## EXERCISE GOAL:
Drop the pictures, then extract the listing word for word.

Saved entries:
——
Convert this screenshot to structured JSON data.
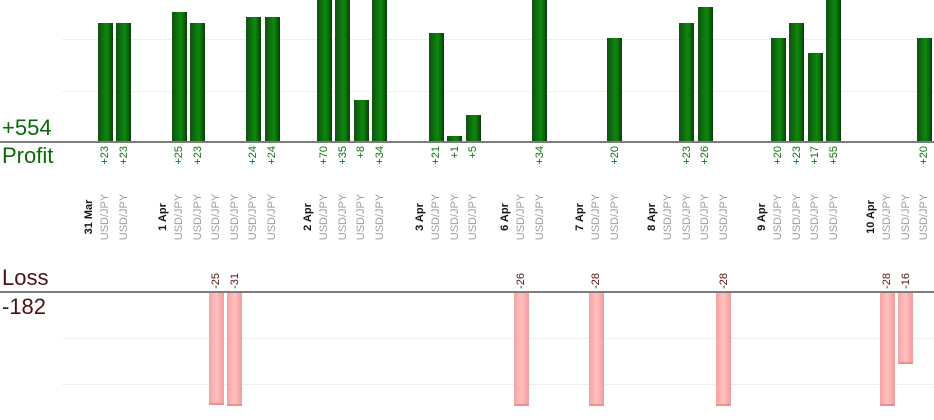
{
  "chart_data": {
    "type": "bar",
    "description": "Daily trade profit/loss bar chart, profits (green) above upper baseline, losses (pink) below lower baseline",
    "profit_section": {
      "total_label": "+554",
      "axis_label": "Profit",
      "total_value": 554
    },
    "loss_section": {
      "axis_label": "Loss",
      "total_label": "-182",
      "total_value": -182
    },
    "symbol": "USD/JPY",
    "grid": true,
    "groups": [
      {
        "date": "31 Mar",
        "trades": [
          {
            "symbol": "USD/JPY",
            "value": 23,
            "label": "+23"
          },
          {
            "symbol": "USD/JPY",
            "value": 23,
            "label": "+23"
          }
        ]
      },
      {
        "date": "1 Apr",
        "trades": [
          {
            "symbol": "USD/JPY",
            "value": 25,
            "label": "+25"
          },
          {
            "symbol": "USD/JPY",
            "value": 23,
            "label": "+23"
          },
          {
            "symbol": "USD/JPY",
            "value": -25,
            "label": "-25"
          },
          {
            "symbol": "USD/JPY",
            "value": -31,
            "label": "-31"
          },
          {
            "symbol": "USD/JPY",
            "value": 24,
            "label": "+24"
          },
          {
            "symbol": "USD/JPY",
            "value": 24,
            "label": "+24"
          }
        ]
      },
      {
        "date": "2 Apr",
        "trades": [
          {
            "symbol": "USD/JPY",
            "value": 70,
            "label": "+70"
          },
          {
            "symbol": "USD/JPY",
            "value": 35,
            "label": "+35"
          },
          {
            "symbol": "USD/JPY",
            "value": 8,
            "label": "+8"
          },
          {
            "symbol": "USD/JPY",
            "value": 34,
            "label": "+34"
          }
        ]
      },
      {
        "date": "3 Apr",
        "trades": [
          {
            "symbol": "USD/JPY",
            "value": 21,
            "label": "+21"
          },
          {
            "symbol": "USD/JPY",
            "value": 1,
            "label": "+1"
          },
          {
            "symbol": "USD/JPY",
            "value": 5,
            "label": "+5"
          }
        ]
      },
      {
        "date": "6 Apr",
        "trades": [
          {
            "symbol": "USD/JPY",
            "value": -26,
            "label": "-26"
          },
          {
            "symbol": "USD/JPY",
            "value": 34,
            "label": "+34"
          }
        ]
      },
      {
        "date": "7 Apr",
        "trades": [
          {
            "symbol": "USD/JPY",
            "value": -28,
            "label": "-28"
          },
          {
            "symbol": "USD/JPY",
            "value": 20,
            "label": "+20"
          }
        ]
      },
      {
        "date": "8 Apr",
        "trades": [
          {
            "symbol": "USD/JPY",
            "value": 0,
            "label": ""
          },
          {
            "symbol": "USD/JPY",
            "value": 23,
            "label": "+23"
          },
          {
            "symbol": "USD/JPY",
            "value": 26,
            "label": "+26"
          },
          {
            "symbol": "USD/JPY",
            "value": -28,
            "label": "-28"
          }
        ]
      },
      {
        "date": "9 Apr",
        "trades": [
          {
            "symbol": "USD/JPY",
            "value": 20,
            "label": "+20"
          },
          {
            "symbol": "USD/JPY",
            "value": 23,
            "label": "+23"
          },
          {
            "symbol": "USD/JPY",
            "value": 17,
            "label": "+17"
          },
          {
            "symbol": "USD/JPY",
            "value": 55,
            "label": "+55"
          }
        ]
      },
      {
        "date": "10 Apr",
        "trades": [
          {
            "symbol": "USD/JPY",
            "value": -28,
            "label": "-28"
          },
          {
            "symbol": "USD/JPY",
            "value": -16,
            "label": "-16"
          },
          {
            "symbol": "USD/JPY",
            "value": 20,
            "label": "+20"
          }
        ]
      }
    ],
    "colors": {
      "profit_text": "#0a6a0a",
      "profit_bar_dark": "#0f500f",
      "profit_bar_light": "#0d8a0d",
      "loss_text": "#4d1111",
      "loss_bar_light": "#ffc0c0",
      "loss_bar_dark": "#f5a3a3",
      "axis_line": "#7d7d7d",
      "gridline": "#efefef",
      "date_label": "#141414",
      "symbol_label": "#9e9e9e"
    }
  }
}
——
## THE REPLY:
Convert this screenshot to structured JSON data.
{
  "chart_data": {
    "type": "bar",
    "description": "Daily trade profit/loss bar chart, profits (green) above upper baseline, losses (pink) below lower baseline",
    "profit_section": {
      "total_label": "+554",
      "axis_label": "Profit",
      "total_value": 554
    },
    "loss_section": {
      "axis_label": "Loss",
      "total_label": "-182",
      "total_value": -182
    },
    "symbol": "USD/JPY",
    "grid": true,
    "groups": [
      {
        "date": "31 Mar",
        "trades": [
          {
            "symbol": "USD/JPY",
            "value": 23,
            "label": "+23"
          },
          {
            "symbol": "USD/JPY",
            "value": 23,
            "label": "+23"
          }
        ]
      },
      {
        "date": "1 Apr",
        "trades": [
          {
            "symbol": "USD/JPY",
            "value": 25,
            "label": "+25"
          },
          {
            "symbol": "USD/JPY",
            "value": 23,
            "label": "+23"
          },
          {
            "symbol": "USD/JPY",
            "value": -25,
            "label": "-25"
          },
          {
            "symbol": "USD/JPY",
            "value": -31,
            "label": "-31"
          },
          {
            "symbol": "USD/JPY",
            "value": 24,
            "label": "+24"
          },
          {
            "symbol": "USD/JPY",
            "value": 24,
            "label": "+24"
          }
        ]
      },
      {
        "date": "2 Apr",
        "trades": [
          {
            "symbol": "USD/JPY",
            "value": 70,
            "label": "+70"
          },
          {
            "symbol": "USD/JPY",
            "value": 35,
            "label": "+35"
          },
          {
            "symbol": "USD/JPY",
            "value": 8,
            "label": "+8"
          },
          {
            "symbol": "USD/JPY",
            "value": 34,
            "label": "+34"
          }
        ]
      },
      {
        "date": "3 Apr",
        "trades": [
          {
            "symbol": "USD/JPY",
            "value": 21,
            "label": "+21"
          },
          {
            "symbol": "USD/JPY",
            "value": 1,
            "label": "+1"
          },
          {
            "symbol": "USD/JPY",
            "value": 5,
            "label": "+5"
          }
        ]
      },
      {
        "date": "6 Apr",
        "trades": [
          {
            "symbol": "USD/JPY",
            "value": -26,
            "label": "-26"
          },
          {
            "symbol": "USD/JPY",
            "value": 34,
            "label": "+34"
          }
        ]
      },
      {
        "date": "7 Apr",
        "trades": [
          {
            "symbol": "USD/JPY",
            "value": -28,
            "label": "-28"
          },
          {
            "symbol": "USD/JPY",
            "value": 20,
            "label": "+20"
          }
        ]
      },
      {
        "date": "8 Apr",
        "trades": [
          {
            "symbol": "USD/JPY",
            "value": 0,
            "label": ""
          },
          {
            "symbol": "USD/JPY",
            "value": 23,
            "label": "+23"
          },
          {
            "symbol": "USD/JPY",
            "value": 26,
            "label": "+26"
          },
          {
            "symbol": "USD/JPY",
            "value": -28,
            "label": "-28"
          }
        ]
      },
      {
        "date": "9 Apr",
        "trades": [
          {
            "symbol": "USD/JPY",
            "value": 20,
            "label": "+20"
          },
          {
            "symbol": "USD/JPY",
            "value": 23,
            "label": "+23"
          },
          {
            "symbol": "USD/JPY",
            "value": 17,
            "label": "+17"
          },
          {
            "symbol": "USD/JPY",
            "value": 55,
            "label": "+55"
          }
        ]
      },
      {
        "date": "10 Apr",
        "trades": [
          {
            "symbol": "USD/JPY",
            "value": -28,
            "label": "-28"
          },
          {
            "symbol": "USD/JPY",
            "value": -16,
            "label": "-16"
          },
          {
            "symbol": "USD/JPY",
            "value": 20,
            "label": "+20"
          }
        ]
      }
    ],
    "colors": {
      "profit_text": "#0a6a0a",
      "profit_bar_dark": "#0f500f",
      "profit_bar_light": "#0d8a0d",
      "loss_text": "#4d1111",
      "loss_bar_light": "#ffc0c0",
      "loss_bar_dark": "#f5a3a3",
      "axis_line": "#7d7d7d",
      "gridline": "#efefef",
      "date_label": "#141414",
      "symbol_label": "#9e9e9e"
    }
  }
}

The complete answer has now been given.